Your instructions:
Please list all lines of the material below in which the string "apps" occurs.

Entries provided:

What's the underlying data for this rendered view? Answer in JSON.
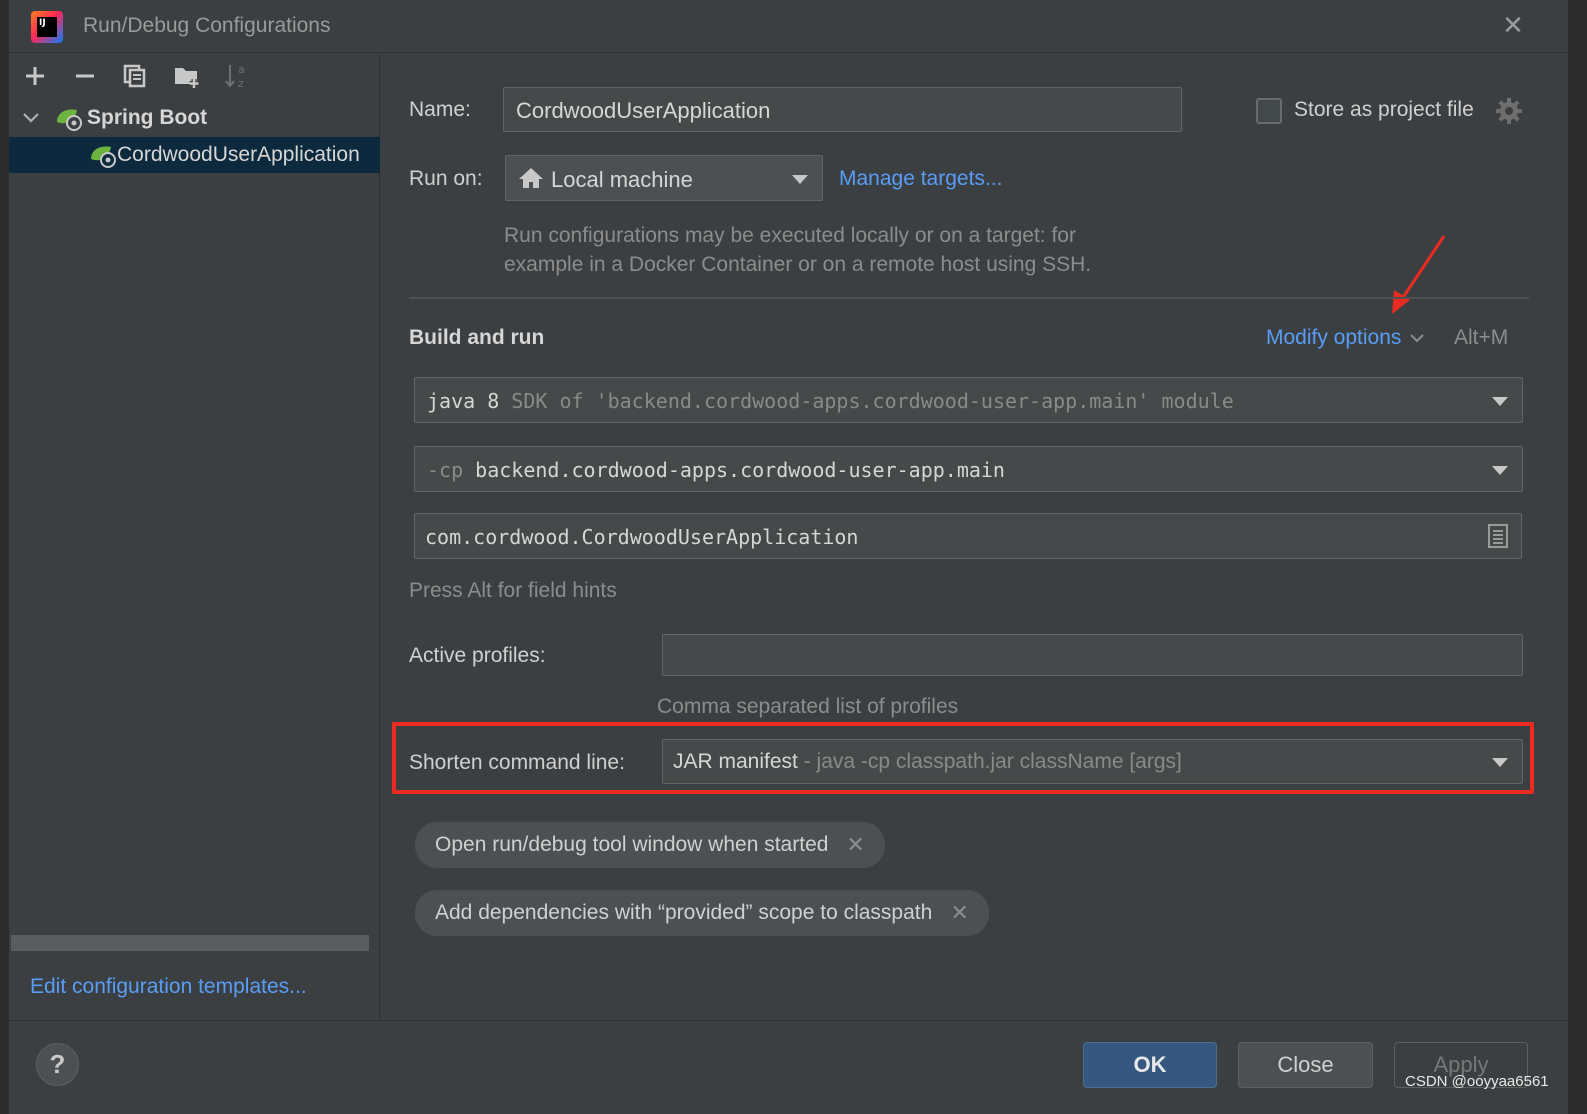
{
  "window": {
    "title": "Run/Debug Configurations",
    "app_icon_text": "IJ"
  },
  "toolbar": {
    "add": "+",
    "remove": "−",
    "sort_label": "↓a z"
  },
  "tree": {
    "group_label": "Spring Boot",
    "item_label": "CordwoodUserApplication"
  },
  "left_footer": {
    "edit_templates_link": "Edit configuration templates..."
  },
  "form": {
    "name_label": "Name:",
    "name_value": "CordwoodUserApplication",
    "store_label": "Store as project file",
    "store_checked": false,
    "run_on_label": "Run on:",
    "run_on_value": "Local machine",
    "manage_targets_link": "Manage targets...",
    "run_on_hint_line1": "Run configurations may be executed locally or on a target: for",
    "run_on_hint_line2": "example in a Docker Container or on a remote host using SSH.",
    "build_run_heading": "Build and run",
    "modify_options_link": "Modify options",
    "modify_options_shortcut": "Alt+M",
    "jre_main": "java 8",
    "jre_detail": "SDK of 'backend.cordwood-apps.cordwood-user-app.main' module",
    "cp_prefix": "-cp",
    "cp_value": "backend.cordwood-apps.cordwood-user-app.main",
    "main_class": "com.cordwood.CordwoodUserApplication",
    "field_hints": "Press Alt for field hints",
    "active_profiles_label": "Active profiles:",
    "active_profiles_value": "",
    "active_profiles_hint": "Comma separated list of profiles",
    "shorten_label": "Shorten command line:",
    "shorten_value": "JAR manifest",
    "shorten_detail": "- java -cp classpath.jar className [args]",
    "chips": [
      "Open run/debug tool window when started",
      "Add dependencies with “provided” scope to classpath"
    ]
  },
  "buttons": {
    "help": "?",
    "ok": "OK",
    "close": "Close",
    "apply": "Apply"
  },
  "watermark": "CSDN @ooyyaa6561",
  "colors": {
    "accent_link": "#589df6",
    "highlight_box": "#ea2b22",
    "selection": "#0d293e",
    "ok_button": "#365880"
  }
}
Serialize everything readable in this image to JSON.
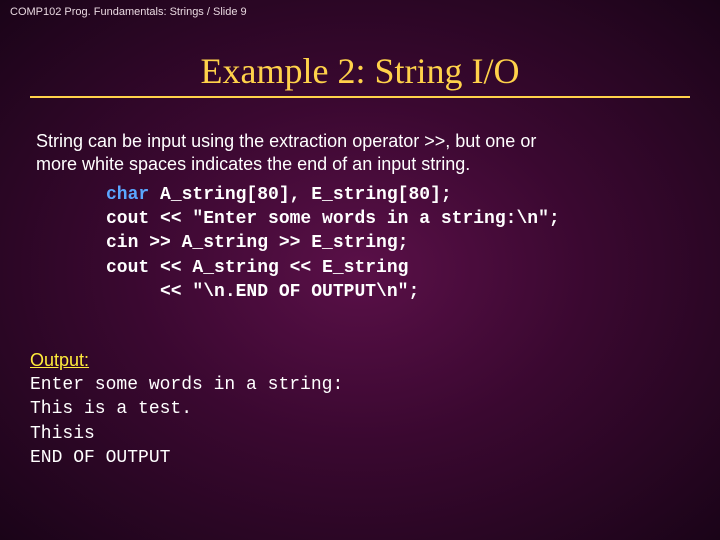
{
  "breadcrumb": "COMP102 Prog. Fundamentals: Strings / Slide 9",
  "title": "Example 2:  String I/O",
  "intro_line1": "String can be input using the extraction operator >>, but one or",
  "intro_line2": "more white spaces indicates the end of an input string.",
  "code": {
    "kw": "char",
    "line1_rest": " A_string[80], E_string[80];",
    "line2": "cout << \"Enter some words in a string:\\n\";",
    "line3": "cin >> A_string >> E_string;",
    "line4": "cout << A_string << E_string",
    "line5": "     << \"\\n.END OF OUTPUT\\n\";"
  },
  "output_label": "Output:",
  "output_lines": "Enter some words in a string:\nThis is a test.\nThisis\nEND OF OUTPUT"
}
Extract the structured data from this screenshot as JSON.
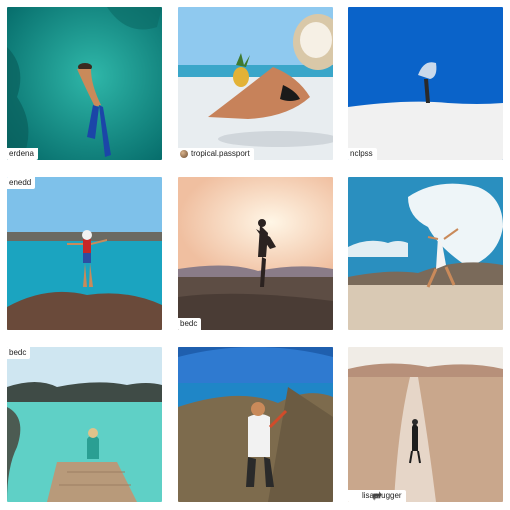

Answer to the exercise:
    "jre_detail": "SDK of 'backend.cordwood-apps.cordwood-user-app.main' module",
    "cp_value": "backend.cordwood-apps.cordwood-user-app.main",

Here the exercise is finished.